*** Input ***
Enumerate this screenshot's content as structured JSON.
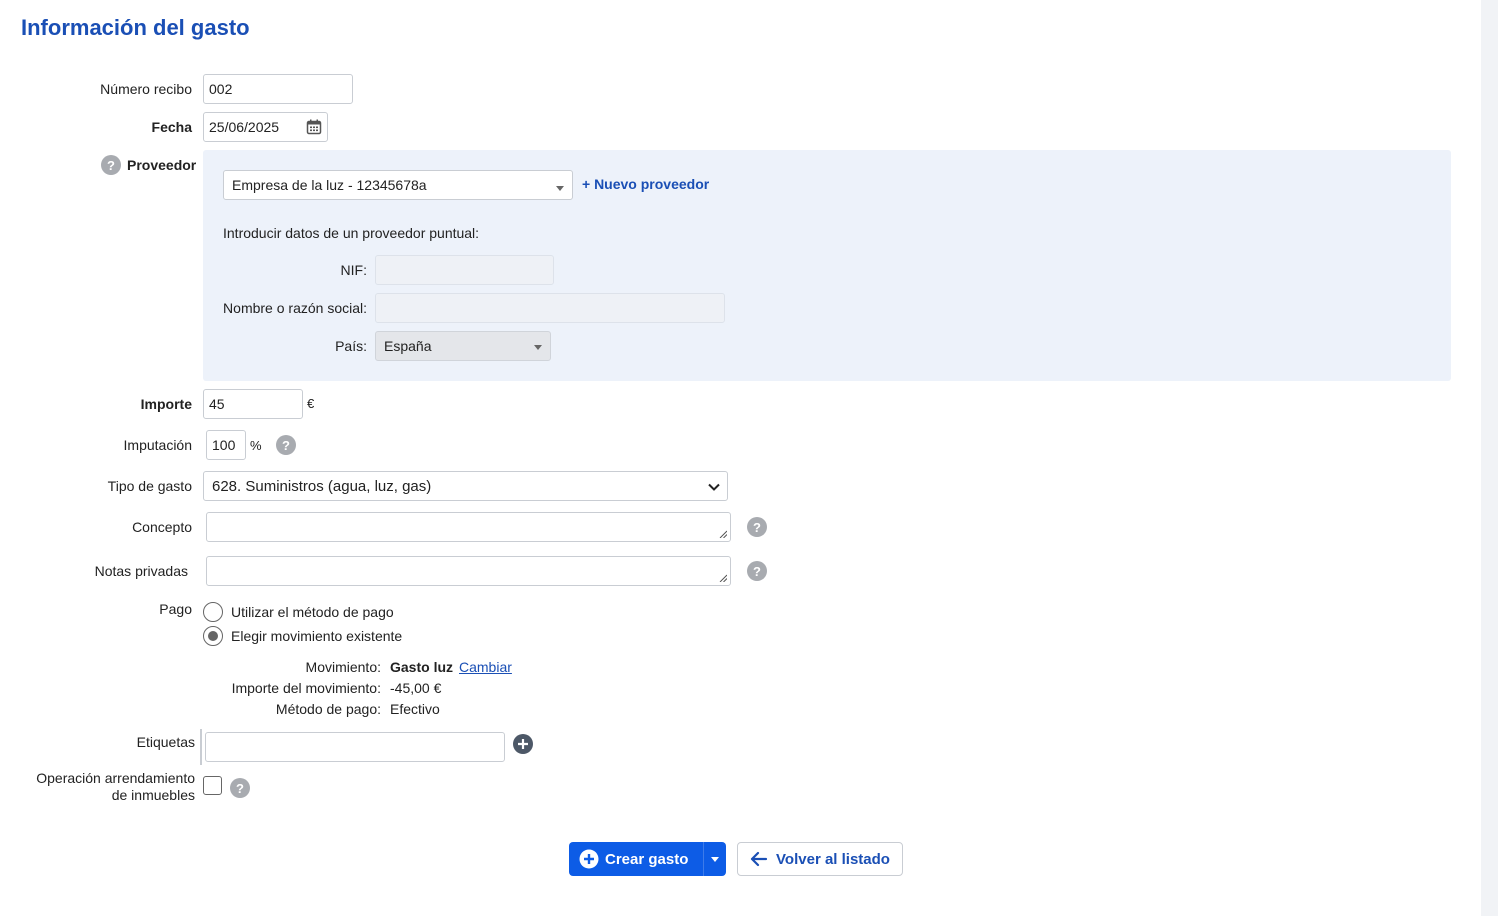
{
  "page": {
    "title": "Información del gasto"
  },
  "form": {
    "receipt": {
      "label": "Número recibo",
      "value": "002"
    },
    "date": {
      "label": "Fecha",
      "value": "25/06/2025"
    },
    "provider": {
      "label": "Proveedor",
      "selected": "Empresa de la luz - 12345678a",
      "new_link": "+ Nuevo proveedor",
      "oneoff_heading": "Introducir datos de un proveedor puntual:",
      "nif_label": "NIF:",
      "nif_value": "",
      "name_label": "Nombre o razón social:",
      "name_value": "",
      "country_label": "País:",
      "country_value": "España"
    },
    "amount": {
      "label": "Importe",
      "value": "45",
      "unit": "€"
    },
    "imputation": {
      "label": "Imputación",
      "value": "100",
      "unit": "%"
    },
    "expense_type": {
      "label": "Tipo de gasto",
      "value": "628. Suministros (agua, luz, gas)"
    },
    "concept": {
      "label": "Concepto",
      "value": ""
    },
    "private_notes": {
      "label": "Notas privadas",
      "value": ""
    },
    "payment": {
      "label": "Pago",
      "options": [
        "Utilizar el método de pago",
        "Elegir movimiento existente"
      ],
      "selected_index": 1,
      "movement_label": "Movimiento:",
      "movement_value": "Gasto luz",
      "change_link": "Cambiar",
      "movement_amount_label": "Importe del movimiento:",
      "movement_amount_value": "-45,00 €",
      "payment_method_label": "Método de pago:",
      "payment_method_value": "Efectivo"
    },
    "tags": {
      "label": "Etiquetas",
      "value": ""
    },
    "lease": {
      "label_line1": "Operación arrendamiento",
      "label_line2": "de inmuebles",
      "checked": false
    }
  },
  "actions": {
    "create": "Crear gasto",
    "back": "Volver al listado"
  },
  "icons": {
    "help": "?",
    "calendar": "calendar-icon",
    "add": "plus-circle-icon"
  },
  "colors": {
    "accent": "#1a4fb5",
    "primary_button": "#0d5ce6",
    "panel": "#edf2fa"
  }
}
***
Given request: Quote the material in full and exactly; do not carry over its pictures.

The output:
Enumerate this screenshot's content as structured JSON.
{
  "page": {
    "title": "Información del gasto"
  },
  "form": {
    "receipt": {
      "label": "Número recibo",
      "value": "002"
    },
    "date": {
      "label": "Fecha",
      "value": "25/06/2025"
    },
    "provider": {
      "label": "Proveedor",
      "selected": "Empresa de la luz - 12345678a",
      "new_link": "+ Nuevo proveedor",
      "oneoff_heading": "Introducir datos de un proveedor puntual:",
      "nif_label": "NIF:",
      "nif_value": "",
      "name_label": "Nombre o razón social:",
      "name_value": "",
      "country_label": "País:",
      "country_value": "España"
    },
    "amount": {
      "label": "Importe",
      "value": "45",
      "unit": "€"
    },
    "imputation": {
      "label": "Imputación",
      "value": "100",
      "unit": "%"
    },
    "expense_type": {
      "label": "Tipo de gasto",
      "value": "628. Suministros (agua, luz, gas)"
    },
    "concept": {
      "label": "Concepto",
      "value": ""
    },
    "private_notes": {
      "label": "Notas privadas",
      "value": ""
    },
    "payment": {
      "label": "Pago",
      "options": [
        "Utilizar el método de pago",
        "Elegir movimiento existente"
      ],
      "selected_index": 1,
      "movement_label": "Movimiento:",
      "movement_value": "Gasto luz",
      "change_link": "Cambiar",
      "movement_amount_label": "Importe del movimiento:",
      "movement_amount_value": "-45,00 €",
      "payment_method_label": "Método de pago:",
      "payment_method_value": "Efectivo"
    },
    "tags": {
      "label": "Etiquetas",
      "value": ""
    },
    "lease": {
      "label_line1": "Operación arrendamiento",
      "label_line2": "de inmuebles",
      "checked": false
    }
  },
  "actions": {
    "create": "Crear gasto",
    "back": "Volver al listado"
  },
  "icons": {
    "help": "?",
    "calendar": "calendar-icon",
    "add": "plus-circle-icon"
  },
  "colors": {
    "accent": "#1a4fb5",
    "primary_button": "#0d5ce6",
    "panel": "#edf2fa"
  }
}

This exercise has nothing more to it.